▸ EXCERPT PROVIDED:
Its main contribution is to demonstrate how Martin Buber's philosophy of art and dialogue can illuminate technoetic and AI-mediated art forms and practices as sites of dialogic encounter with both the Other and the Self. The article makes an important intervention in current discussions of art and technology by arguing that new media and AI-mediated practices may carry not only aesthetic or technological significance, but also an ethical and relational dimension.

Abstract

This article examines dialogic presence as articulated by Martin Buber and explores its continued relevance within contemporary technoetic and AI-mediated new media art. Drawing on Buber’s early writings on art, theatre, and dance—particularly Daniel (1913)—the article first analyses the dialogic relations between artist, art form, and viewer, with attention to the aesthetic principles of distance, unity, and presence that structure the I–Thou encounter.

▸ Rows from a dataset:

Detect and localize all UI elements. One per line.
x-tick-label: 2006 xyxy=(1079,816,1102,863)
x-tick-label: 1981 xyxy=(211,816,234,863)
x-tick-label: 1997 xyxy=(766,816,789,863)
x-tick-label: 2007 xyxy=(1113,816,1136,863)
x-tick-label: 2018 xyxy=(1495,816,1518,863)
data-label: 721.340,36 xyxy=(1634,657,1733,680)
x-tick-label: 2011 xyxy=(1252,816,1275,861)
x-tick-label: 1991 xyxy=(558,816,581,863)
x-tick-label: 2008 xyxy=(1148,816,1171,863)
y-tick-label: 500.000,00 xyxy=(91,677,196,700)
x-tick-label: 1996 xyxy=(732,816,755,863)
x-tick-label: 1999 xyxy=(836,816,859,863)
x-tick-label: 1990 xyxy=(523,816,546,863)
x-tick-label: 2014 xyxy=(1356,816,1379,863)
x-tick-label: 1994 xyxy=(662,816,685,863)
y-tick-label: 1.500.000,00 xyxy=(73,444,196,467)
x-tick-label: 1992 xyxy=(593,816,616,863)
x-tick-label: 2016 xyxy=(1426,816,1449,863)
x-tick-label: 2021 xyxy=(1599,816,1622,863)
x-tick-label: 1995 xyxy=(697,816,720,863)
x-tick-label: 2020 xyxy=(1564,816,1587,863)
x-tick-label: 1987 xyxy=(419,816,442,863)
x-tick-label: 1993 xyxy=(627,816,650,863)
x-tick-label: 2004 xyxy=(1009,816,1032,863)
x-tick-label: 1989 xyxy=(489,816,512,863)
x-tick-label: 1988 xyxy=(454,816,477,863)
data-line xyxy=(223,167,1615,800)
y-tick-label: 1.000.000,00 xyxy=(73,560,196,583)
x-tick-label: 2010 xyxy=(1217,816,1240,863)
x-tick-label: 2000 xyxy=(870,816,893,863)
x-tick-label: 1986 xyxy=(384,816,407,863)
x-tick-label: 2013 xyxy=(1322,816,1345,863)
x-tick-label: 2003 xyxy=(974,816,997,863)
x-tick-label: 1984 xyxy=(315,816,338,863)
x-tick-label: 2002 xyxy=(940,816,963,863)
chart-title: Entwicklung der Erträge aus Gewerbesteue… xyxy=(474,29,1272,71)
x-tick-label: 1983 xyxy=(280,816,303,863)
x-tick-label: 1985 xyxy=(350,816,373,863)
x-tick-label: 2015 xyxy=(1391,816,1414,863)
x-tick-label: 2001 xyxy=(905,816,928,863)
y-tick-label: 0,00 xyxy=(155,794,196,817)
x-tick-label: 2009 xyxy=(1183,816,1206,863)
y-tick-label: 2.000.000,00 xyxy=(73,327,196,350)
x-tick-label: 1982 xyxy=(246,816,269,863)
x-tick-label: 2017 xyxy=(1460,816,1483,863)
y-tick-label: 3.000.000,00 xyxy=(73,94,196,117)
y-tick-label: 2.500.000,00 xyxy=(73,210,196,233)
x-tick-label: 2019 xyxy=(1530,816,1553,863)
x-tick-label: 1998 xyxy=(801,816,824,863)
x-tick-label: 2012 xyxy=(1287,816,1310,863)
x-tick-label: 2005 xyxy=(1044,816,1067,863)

▸ EXERCISE DIRECTIONS: Could you continue the article abstract on Martin Buber and AI-mediated art from the point where it stops?

▸ SOLVED EXERCISE:
The second part explores the correlation between Buber’s dialogic philosophy and the principles of technoetic art as theorised by Roy Ascott, focusing on the telematic installation Aspects of Gaia: Digital Pathways across the Whole Earth (1989) as a paradigmatic example of dialogic encounter within technologically mediated environments.

 

The third part examines seven artworks from the Infinite Self Pavilion, curated for The Wrong Biennale (2025–2026), as illustrative examples. These works engage AI-mediated aesthetics to interrogate the relation between Self and Other through modes of dialogic encounter and presence induced by orbital apparatus, installation, and screen practices, positioning the viewer at the centre of the encounter while challenging the limits of human consciousness. The article concludes by foregrounding Buber’s ethical stance toward advanced technologies, emphasising relational responsibility and humility in dialogue with Ascott’s technoetic ethics.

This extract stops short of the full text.